Aim of the exercise. List all lines of the data that include the string "Наименование".
----------------
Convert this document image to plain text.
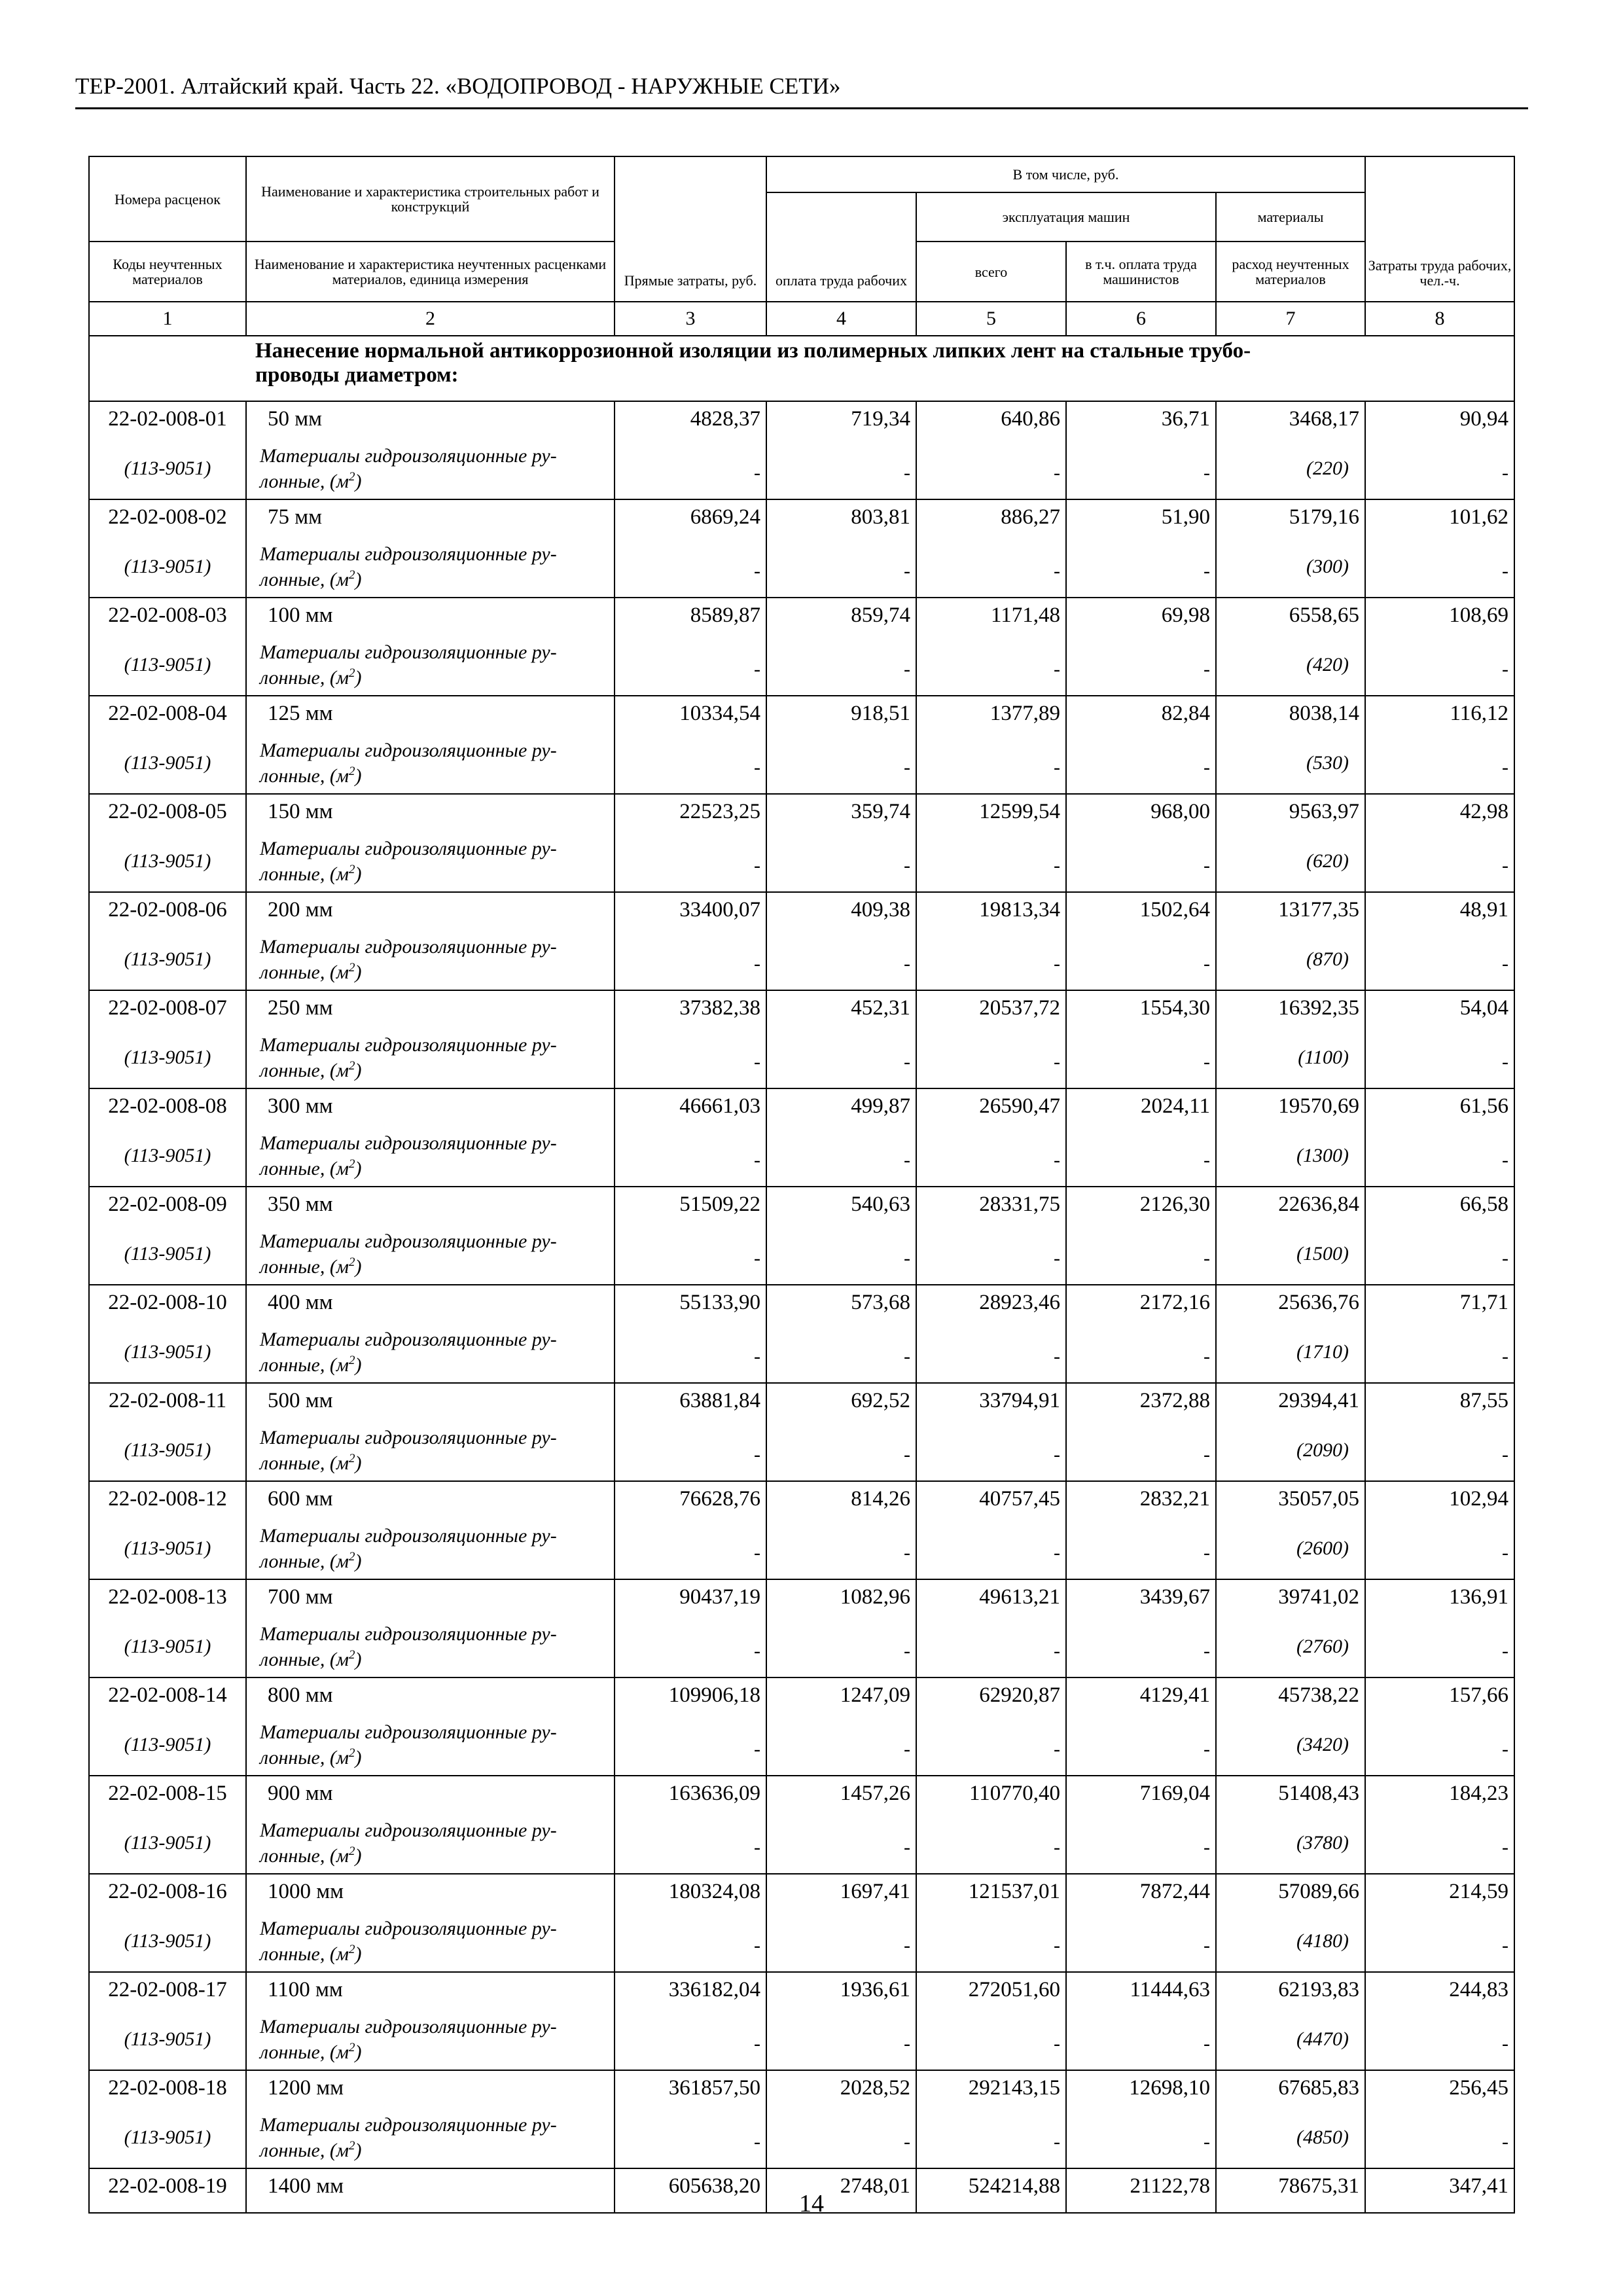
ТЕР-2001. Алтайский край. Часть 22. «ВОДОПРОВОД - НАРУЖНЫЕ СЕТИ»
Номера расценок	Наименование и характеристика строительных работ и конструкций	Прямые затраты, руб.	В том числе, руб.				Затраты труда рабочих, чел.-ч.
			оплата труда рабочих	эксплуатация машин		материалы	
Коды неучтенных материалов	Наименование и характеристика неучтенных расценками материалов, единица измерения			всего	в т.ч. оплата труда машинистов	расход неучтенных материалов	
1	2	3	4	5	6	7	8

Нанесение нормальной антикоррозионной изоляции из полимерных липких лент на стальные трубо-
проводы диаметром:							

22-02-008-01	50 мм	4828,37	719,34	640,86	36,71	3468,17	90,94
(113-9051)	Материалы гидроизоляционные ру-
лонные, $(м^2)$	-	-	-	-	(220)	-
22-02-008-02	75 мм	6869,24	803,81	886,27	51,90	5179,16	101,62
(113-9051)	Материалы гидроизоляционные ру-
лонные, $(м^2)$	-	-	-	-	(300)	-
22-02-008-03	100 мм	8589,87	859,74	1171,48	69,98	6558,65	108,69
(113-9051)	Материалы гидроизоляционные ру-
лонные, $(м^2)$	-	-	-	-	(420)	-
22-02-008-04	125 мм	10334,54	918,51	1377,89	82,84	8038,14	116,12
(113-9051)	Материалы гидроизоляционные ру-
лонные, $(м^2)$	-	-	-	-	(530)	-
22-02-008-05	150 мм	22523,25	359,74	12599,54	968,00	9563,97	42,98
(113-9051)	Материалы гидроизоляционные ру-
лонные, $(м^2)$	-	-	-	-	(620)	-
22-02-008-06	200 мм	33400,07	409,38	19813,34	1502,64	13177,35	48,91
(113-9051)	Материалы гидроизоляционные ру-
лонные, $(м^2)$	-	-	-	-	(870)	-
22-02-008-07	250 мм	37382,38	452,31	20537,72	1554,30	16392,35	54,04
(113-9051)	Материалы гидроизоляционные ру-
лонные, $(м^2)$	-	-	-	-	(1100)	-
22-02-008-08	300 мм	46661,03	499,87	26590,47	2024,11	19570,69	61,56
(113-9051)	Материалы гидроизоляционные ру-
лонные, $(м^2)$	-	-	-	-	(1300)	-
22-02-008-09	350 мм	51509,22	540,63	28331,75	2126,30	22636,84	66,58
(113-9051)	Материалы гидроизоляционные ру-
лонные, $(м^2)$	-	-	-	-	(1500)	-
22-02-008-10	400 мм	55133,90	573,68	28923,46	2172,16	25636,76	71,71
(113-9051)	Материалы гидроизоляционные ру-
лонные, $(м^2)$	-	-	-	-	(1710)	-
22-02-008-11	500 мм	63881,84	692,52	33794,91	2372,88	29394,41	87,55
(113-9051)	Материалы гидроизоляционные ру-
лонные, $(м^2)$	-	-	-	-	(2090)	-
22-02-008-12	600 мм	76628,76	814,26	40757,45	2832,21	35057,05	102,94
(113-9051)	Материалы гидроизоляционные ру-
лонные, $(м^2)$	-	-	-	-	(2600)	-
22-02-008-13	700 мм	90437,19	1082,96	49613,21	3439,67	39741,02	136,91
(113-9051)	Материалы гидроизоляционные ру-
лонные, $(м^2)$	-	-	-	-	(2760)	-
22-02-008-14	800 мм	109906,18	1247,09	62920,87	4129,41	45738,22	157,66
(113-9051)	Материалы гидроизоляционные ру-
лонные, $(м^2)$	-	-	-	-	(3420)	-
22-02-008-15	900 мм	163636,09	1457,26	110770,40	7169,04	51408,43	184,23
(113-9051)	Материалы гидроизоляционные ру-
лонные, $(м^2)$	-	-	-	-	(3780)	-
22-02-008-16	1000 мм	180324,08	1697,41	121537,01	7872,44	57089,66	214,59
(113-9051)	Материалы гидроизоляционные ру-
лонные, $(м^2)$	-	-	-	-	(4180)	-
22-02-008-17	1100 мм	336182,04	1936,61	272051,60	11444,63	62193,83	244,83
(113-9051)	Материалы гидроизоляционные ру-
лонные, $(м^2)$	-	-	-	-	(4470)	-
22-02-008-18	1200 мм	361857,50	2028,52	292143,15	12698,10	67685,83	256,45
(113-9051)	Материалы гидроизоляционные ру-
лонные, $(м^2)$	-	-	-	-	(4850)	-
22-02-008-19	1400 мм	605638,20	2748,01	524214,88	21122,78	78675,31	347,41
14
----------------
Answer for the task.
Номера расценок	Наименование и характеристика строительных работ и конструкций	Прямые затраты, руб.	В том числе, руб.				Затраты труда рабочих, чел.-ч.
Коды неучтенных материалов	Наименование и характеристика неучтенных расценками материалов, единица измерения			всего	в т.ч. оплата труда машинистов	расход неучтенных материалов	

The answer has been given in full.